- _Short problem_
Would you transcribe all of the data exactly, down to the last character?

- _Data entries_
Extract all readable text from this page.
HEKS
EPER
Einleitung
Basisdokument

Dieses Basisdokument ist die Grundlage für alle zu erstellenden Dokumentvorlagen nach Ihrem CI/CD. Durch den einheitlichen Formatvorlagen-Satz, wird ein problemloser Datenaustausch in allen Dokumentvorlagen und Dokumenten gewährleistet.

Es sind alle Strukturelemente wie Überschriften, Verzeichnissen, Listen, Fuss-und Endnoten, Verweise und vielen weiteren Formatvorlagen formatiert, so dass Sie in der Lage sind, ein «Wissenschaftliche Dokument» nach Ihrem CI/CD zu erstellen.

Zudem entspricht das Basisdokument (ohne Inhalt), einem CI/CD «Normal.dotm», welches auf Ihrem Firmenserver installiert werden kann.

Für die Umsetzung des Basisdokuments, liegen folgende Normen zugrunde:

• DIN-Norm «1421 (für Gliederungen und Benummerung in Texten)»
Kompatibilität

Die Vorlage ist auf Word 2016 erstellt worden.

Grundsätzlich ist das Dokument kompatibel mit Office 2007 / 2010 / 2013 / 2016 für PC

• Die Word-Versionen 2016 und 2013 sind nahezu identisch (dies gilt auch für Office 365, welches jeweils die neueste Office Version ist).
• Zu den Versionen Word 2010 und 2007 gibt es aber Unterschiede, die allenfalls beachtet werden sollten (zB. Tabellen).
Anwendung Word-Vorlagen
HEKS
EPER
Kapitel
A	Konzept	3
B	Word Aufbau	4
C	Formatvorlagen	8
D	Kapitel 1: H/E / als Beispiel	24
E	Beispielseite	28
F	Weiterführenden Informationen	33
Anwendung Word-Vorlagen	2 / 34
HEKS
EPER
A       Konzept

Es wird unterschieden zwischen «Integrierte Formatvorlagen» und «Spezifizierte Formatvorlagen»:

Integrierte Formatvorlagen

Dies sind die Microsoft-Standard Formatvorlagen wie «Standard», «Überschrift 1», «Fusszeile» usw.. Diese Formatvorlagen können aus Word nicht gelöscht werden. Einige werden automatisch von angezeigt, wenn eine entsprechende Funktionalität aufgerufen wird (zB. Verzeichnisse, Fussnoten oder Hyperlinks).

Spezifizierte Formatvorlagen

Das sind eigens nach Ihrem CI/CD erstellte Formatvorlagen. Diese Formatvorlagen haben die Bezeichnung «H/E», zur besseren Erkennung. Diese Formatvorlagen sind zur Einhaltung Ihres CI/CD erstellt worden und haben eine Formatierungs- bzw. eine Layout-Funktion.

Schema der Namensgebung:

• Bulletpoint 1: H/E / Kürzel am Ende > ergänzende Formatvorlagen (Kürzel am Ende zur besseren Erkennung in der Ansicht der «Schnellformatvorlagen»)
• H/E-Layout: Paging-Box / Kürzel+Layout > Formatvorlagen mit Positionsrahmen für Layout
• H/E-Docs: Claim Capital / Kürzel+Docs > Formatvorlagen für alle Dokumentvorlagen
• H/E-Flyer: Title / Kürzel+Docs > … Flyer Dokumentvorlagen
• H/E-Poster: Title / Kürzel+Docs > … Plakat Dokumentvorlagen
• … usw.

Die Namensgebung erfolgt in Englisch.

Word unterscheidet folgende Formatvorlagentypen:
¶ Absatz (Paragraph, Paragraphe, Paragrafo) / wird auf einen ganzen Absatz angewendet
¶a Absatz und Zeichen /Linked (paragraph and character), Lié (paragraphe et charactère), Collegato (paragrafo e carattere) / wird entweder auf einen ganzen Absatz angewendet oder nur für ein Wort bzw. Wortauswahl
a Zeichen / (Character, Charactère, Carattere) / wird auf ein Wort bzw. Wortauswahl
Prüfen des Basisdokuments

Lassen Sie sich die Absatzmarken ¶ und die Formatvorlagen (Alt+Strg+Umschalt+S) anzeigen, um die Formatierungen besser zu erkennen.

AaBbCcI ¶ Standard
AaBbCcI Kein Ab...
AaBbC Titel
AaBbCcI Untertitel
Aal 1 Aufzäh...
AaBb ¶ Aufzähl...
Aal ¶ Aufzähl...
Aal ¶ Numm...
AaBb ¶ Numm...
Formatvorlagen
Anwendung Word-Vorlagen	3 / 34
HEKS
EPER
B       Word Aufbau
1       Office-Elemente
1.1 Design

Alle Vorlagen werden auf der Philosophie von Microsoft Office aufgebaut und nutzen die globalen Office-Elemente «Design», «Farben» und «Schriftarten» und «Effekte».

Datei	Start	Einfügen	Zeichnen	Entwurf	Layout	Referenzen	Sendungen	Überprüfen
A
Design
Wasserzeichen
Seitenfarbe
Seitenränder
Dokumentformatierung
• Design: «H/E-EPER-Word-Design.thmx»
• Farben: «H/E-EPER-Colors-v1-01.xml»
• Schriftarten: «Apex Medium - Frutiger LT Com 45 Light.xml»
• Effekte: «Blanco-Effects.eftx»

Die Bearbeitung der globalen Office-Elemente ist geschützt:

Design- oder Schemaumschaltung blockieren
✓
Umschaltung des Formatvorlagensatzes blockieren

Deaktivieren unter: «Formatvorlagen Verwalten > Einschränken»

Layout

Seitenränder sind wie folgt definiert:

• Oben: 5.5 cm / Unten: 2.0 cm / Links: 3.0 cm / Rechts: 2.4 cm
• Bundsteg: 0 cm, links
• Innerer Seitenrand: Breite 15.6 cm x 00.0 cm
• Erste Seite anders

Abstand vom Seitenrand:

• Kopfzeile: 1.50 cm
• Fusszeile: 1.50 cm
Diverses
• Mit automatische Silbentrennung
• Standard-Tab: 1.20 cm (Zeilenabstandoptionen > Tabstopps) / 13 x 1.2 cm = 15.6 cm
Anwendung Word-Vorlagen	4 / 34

- _Result of this task_
Extract all readable text from this page.
HEKS
EPER
Einleitung
Basisdokument

Dieses Basisdokument ist die Grundlage für alle zu erstellenden Dokumentvorlagen nach Ihrem CI/CD. Durch den einheitlichen Formatvorlagen-Satz, wird ein problemloser Datenaustausch in allen Dokumentvorlagen und Dokumenten gewährleistet.

Es sind alle Strukturelemente wie Überschriften, Verzeichnissen, Listen, Fuss-und Endnoten, Verweise und vielen weiteren Formatvorlagen formatiert, so dass Sie in der Lage sind, ein «Wissenschaftliche Dokument» nach Ihrem CI/CD zu erstellen.

Zudem entspricht das Basisdokument (ohne Inhalt), einem CI/CD «Normal.dotm», welches auf Ihrem Firmenserver installiert werden kann.

Für die Umsetzung des Basisdokuments, liegen folgende Normen zugrunde:

• DIN-Norm «1421 (für Gliederungen und Benummerung in Texten)»
Kompatibilität

Die Vorlage ist auf Word 2016 erstellt worden.

Grundsätzlich ist das Dokument kompatibel mit Office 2007 / 2010 / 2013 / 2016 für PC

• Die Word-Versionen 2016 und 2013 sind nahezu identisch (dies gilt auch für Office 365, welches jeweils die neueste Office Version ist).
• Zu den Versionen Word 2010 und 2007 gibt es aber Unterschiede, die allenfalls beachtet werden sollten (zB. Tabellen).
Anwendung Word-Vorlagen
HEKS
EPER
Kapitel
A	Konzept	3
B	Word Aufbau	4
C	Formatvorlagen	8
D	Kapitel 1: H/E / als Beispiel	24
E	Beispielseite	28
F	Weiterführenden Informationen	33
Anwendung Word-Vorlagen	2 / 34
HEKS
EPER
A       Konzept

Es wird unterschieden zwischen «Integrierte Formatvorlagen» und «Spezifizierte Formatvorlagen»:

Integrierte Formatvorlagen

Dies sind die Microsoft-Standard Formatvorlagen wie «Standard», «Überschrift 1», «Fusszeile» usw.. Diese Formatvorlagen können aus Word nicht gelöscht werden. Einige werden automatisch von angezeigt, wenn eine entsprechende Funktionalität aufgerufen wird (zB. Verzeichnisse, Fussnoten oder Hyperlinks).

Spezifizierte Formatvorlagen

Das sind eigens nach Ihrem CI/CD erstellte Formatvorlagen. Diese Formatvorlagen haben die Bezeichnung «H/E», zur besseren Erkennung. Diese Formatvorlagen sind zur Einhaltung Ihres CI/CD erstellt worden und haben eine Formatierungs- bzw. eine Layout-Funktion.

Schema der Namensgebung:

• Bulletpoint 1: H/E / Kürzel am Ende > ergänzende Formatvorlagen (Kürzel am Ende zur besseren Erkennung in der Ansicht der «Schnellformatvorlagen»)
• H/E-Layout: Paging-Box / Kürzel+Layout > Formatvorlagen mit Positionsrahmen für Layout
• H/E-Docs: Claim Capital / Kürzel+Docs > Formatvorlagen für alle Dokumentvorlagen
• H/E-Flyer: Title / Kürzel+Docs > … Flyer Dokumentvorlagen
• H/E-Poster: Title / Kürzel+Docs > … Plakat Dokumentvorlagen
• … usw.

Die Namensgebung erfolgt in Englisch.

Word unterscheidet folgende Formatvorlagentypen:
¶ Absatz (Paragraph, Paragraphe, Paragrafo) / wird auf einen ganzen Absatz angewendet
¶a Absatz und Zeichen /Linked (paragraph and character), Lié (paragraphe et charactère), Collegato (paragrafo e carattere) / wird entweder auf einen ganzen Absatz angewendet oder nur für ein Wort bzw. Wortauswahl
a Zeichen / (Character, Charactère, Carattere) / wird auf ein Wort bzw. Wortauswahl
Prüfen des Basisdokuments

Lassen Sie sich die Absatzmarken ¶ und die Formatvorlagen (Alt+Strg+Umschalt+S) anzeigen, um die Formatierungen besser zu erkennen.

AaBbCcI ¶ Standard
AaBbCcI Kein Ab...
AaBbC Titel
AaBbCcI Untertitel
Aal 1 Aufzäh...
AaBb ¶ Aufzähl...
Aal ¶ Aufzähl...
Aal ¶ Numm...
AaBb ¶ Numm...
Formatvorlagen
Anwendung Word-Vorlagen	3 / 34
HEKS
EPER
B       Word Aufbau
1       Office-Elemente
1.1 Design

Alle Vorlagen werden auf der Philosophie von Microsoft Office aufgebaut und nutzen die globalen Office-Elemente «Design», «Farben» und «Schriftarten» und «Effekte».

Datei	Start	Einfügen	Zeichnen	Entwurf	Layout	Referenzen	Sendungen	Überprüfen
A
Design
Wasserzeichen
Seitenfarbe
Seitenränder
Dokumentformatierung
• Design: «H/E-EPER-Word-Design.thmx»
• Farben: «H/E-EPER-Colors-v1-01.xml»
• Schriftarten: «Apex Medium - Frutiger LT Com 45 Light.xml»
• Effekte: «Blanco-Effects.eftx»

Die Bearbeitung der globalen Office-Elemente ist geschützt:

Design- oder Schemaumschaltung blockieren
✓
Umschaltung des Formatvorlagensatzes blockieren

Deaktivieren unter: «Formatvorlagen Verwalten > Einschränken»

Layout

Seitenränder sind wie folgt definiert:

• Oben: 5.5 cm / Unten: 2.0 cm / Links: 3.0 cm / Rechts: 2.4 cm
• Bundsteg: 0 cm, links
• Innerer Seitenrand: Breite 15.6 cm x 00.0 cm
• Erste Seite anders

Abstand vom Seitenrand:

• Kopfzeile: 1.50 cm
• Fusszeile: 1.50 cm
Diverses
• Mit automatische Silbentrennung
• Standard-Tab: 1.20 cm (Zeilenabstandoptionen > Tabstopps) / 13 x 1.2 cm = 15.6 cm
Anwendung Word-Vorlagen	4 / 34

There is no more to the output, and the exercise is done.